# Prompt:
Every line below is to be quoted exactly, with nothing added or dropped.

# Dataset records:
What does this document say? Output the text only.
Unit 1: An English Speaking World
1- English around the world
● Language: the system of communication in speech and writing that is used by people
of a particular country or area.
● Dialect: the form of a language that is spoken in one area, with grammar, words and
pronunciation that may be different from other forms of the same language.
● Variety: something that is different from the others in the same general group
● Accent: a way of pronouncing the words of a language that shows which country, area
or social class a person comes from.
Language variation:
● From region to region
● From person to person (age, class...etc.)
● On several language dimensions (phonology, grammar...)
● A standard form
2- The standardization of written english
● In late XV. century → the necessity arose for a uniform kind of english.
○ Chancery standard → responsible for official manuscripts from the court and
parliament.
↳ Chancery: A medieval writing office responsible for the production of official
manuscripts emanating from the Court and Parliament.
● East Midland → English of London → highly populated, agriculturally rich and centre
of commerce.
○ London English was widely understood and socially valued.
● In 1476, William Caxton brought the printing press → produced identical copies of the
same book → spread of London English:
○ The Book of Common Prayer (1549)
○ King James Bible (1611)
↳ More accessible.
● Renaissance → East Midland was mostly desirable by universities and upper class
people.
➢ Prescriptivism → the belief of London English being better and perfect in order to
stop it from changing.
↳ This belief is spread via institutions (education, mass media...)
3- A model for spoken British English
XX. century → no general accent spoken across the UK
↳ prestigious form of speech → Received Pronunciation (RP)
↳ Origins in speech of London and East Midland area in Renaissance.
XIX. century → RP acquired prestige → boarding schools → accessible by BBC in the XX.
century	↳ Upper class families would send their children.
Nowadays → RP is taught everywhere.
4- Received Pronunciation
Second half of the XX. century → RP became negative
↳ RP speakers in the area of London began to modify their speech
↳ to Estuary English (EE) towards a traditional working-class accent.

# In response:
What does this document say? Output the text only.
Unit 1: An English Speaking World
1- English around the world
● Language: the system of communication in speech and writing that is used by people
of a particular country or area.
● Dialect: the form of a language that is spoken in one area, with grammar, words and
pronunciation that may be different from other forms of the same language.
● Variety: something that is different from the others in the same general group
● Accent: a way of pronouncing the words of a language that shows which country, area
or social class a person comes from.
Language variation:
● From region to region
● From person to person (age, class...etc.)
● On several language dimensions (phonology, grammar...)
● A standard form
2- The standardization of written english
● In late XV. century → the necessity arose for a uniform kind of english.
○ Chancery standard → responsible for official manuscripts from the court and
parliament.
↳ Chancery: A medieval writing office responsible for the production of official
manuscripts emanating from the Court and Parliament.
● East Midland → English of London → highly populated, agriculturally rich and centre
of commerce.
○ London English was widely understood and socially valued.
● In 1476, William Caxton brought the printing press → produced identical copies of the
same book → spread of London English:
○ The Book of Common Prayer (1549)
○ King James Bible (1611)
↳ More accessible.
● Renaissance → East Midland was mostly desirable by universities and upper class
people.
➢ Prescriptivism → the belief of London English being better and perfect in order to
stop it from changing.
↳ This belief is spread via institutions (education, mass media...)
3- A model for spoken British English
XX. century → no general accent spoken across the UK
↳ prestigious form of speech → Received Pronunciation (RP)
↳ Origins in speech of London and East Midland area in Renaissance.
XIX. century → RP acquired prestige → boarding schools → accessible by BBC in the XX.
century	↳ Upper class families would send their children.
Nowadays → RP is taught everywhere.
4- Received Pronunciation
Second half of the XX. century → RP became negative
↳ RP speakers in the area of London began to modify their speech
↳ to Estuary English (EE) towards a traditional working-class accent.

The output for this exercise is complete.